→ Job: Leave out the pictures and restate the rest of the data exactly.

--------------------------------------------------

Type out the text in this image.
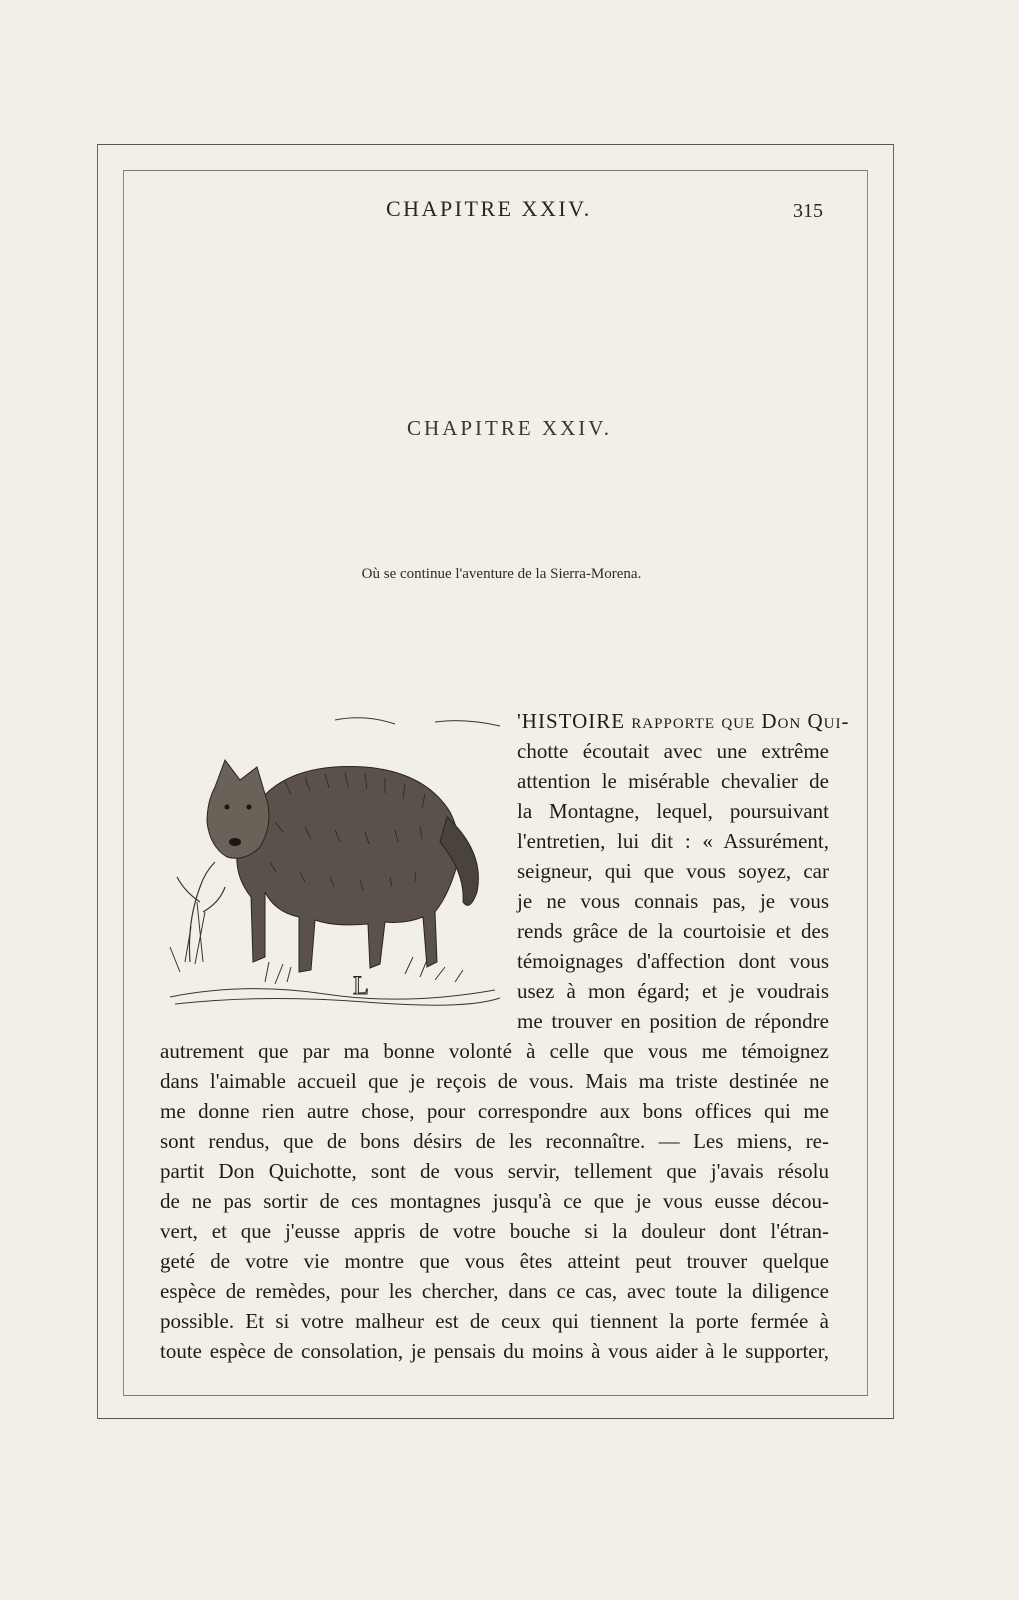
CHAPITRE XXIV.	315
CHAPITRE XXIV.
Où se continue l'aventure de la Sierra-Morena.
L
'HISTOIRE rapporte que Don Qui-
chotte écoutait avec une extrême
attention le misérable chevalier de
la Montagne, lequel, poursuivant
l'entretien, lui dit : « Assurément,
seigneur, qui que vous soyez, car
je ne vous connais pas, je vous
rends grâce de la courtoisie et des
témoignages d'affection dont vous
usez à mon égard; et je voudrais
me trouver en position de répondre
autrement que par ma bonne volonté à celle que vous me témoignez
dans l'aimable accueil que je reçois de vous. Mais ma triste destinée ne
me donne rien autre chose, pour correspondre aux bons offices qui me
sont rendus, que de bons désirs de les reconnaître. — Les miens, re-
partit Don Quichotte, sont de vous servir, tellement que j'avais résolu
de ne pas sortir de ces montagnes jusqu'à ce que je vous eusse décou-
vert, et que j'eusse appris de votre bouche si la douleur dont l'étran-
geté de votre vie montre que vous êtes atteint peut trouver quelque
espèce de remèdes, pour les chercher, dans ce cas, avec toute la diligence
possible. Et si votre malheur est de ceux qui tiennent la porte fermée à
toute espèce de consolation, je pensais du moins à vous aider à le supporter,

--------------------------------------------------

→ Task result:
Type out the text in this image.
CHAPITRE XXIV.	315
CHAPITRE XXIV.
Où se continue l'aventure de la Sierra-Morena.
L
'HISTOIRE rapporte que Don Qui-
chotte écoutait avec une extrême
attention le misérable chevalier de
la Montagne, lequel, poursuivant
l'entretien, lui dit : « Assurément,
seigneur, qui que vous soyez, car
je ne vous connais pas, je vous
rends grâce de la courtoisie et des
témoignages d'affection dont vous
usez à mon égard; et je voudrais
me trouver en position de répondre
autrement que par ma bonne volonté à celle que vous me témoignez
dans l'aimable accueil que je reçois de vous. Mais ma triste destinée ne
me donne rien autre chose, pour correspondre aux bons offices qui me
sont rendus, que de bons désirs de les reconnaître. — Les miens, re-
partit Don Quichotte, sont de vous servir, tellement que j'avais résolu
de ne pas sortir de ces montagnes jusqu'à ce que je vous eusse décou-
vert, et que j'eusse appris de votre bouche si la douleur dont l'étran-
geté de votre vie montre que vous êtes atteint peut trouver quelque
espèce de remèdes, pour les chercher, dans ce cas, avec toute la diligence
possible. Et si votre malheur est de ceux qui tiennent la porte fermée à
toute espèce de consolation, je pensais du moins à vous aider à le supporter,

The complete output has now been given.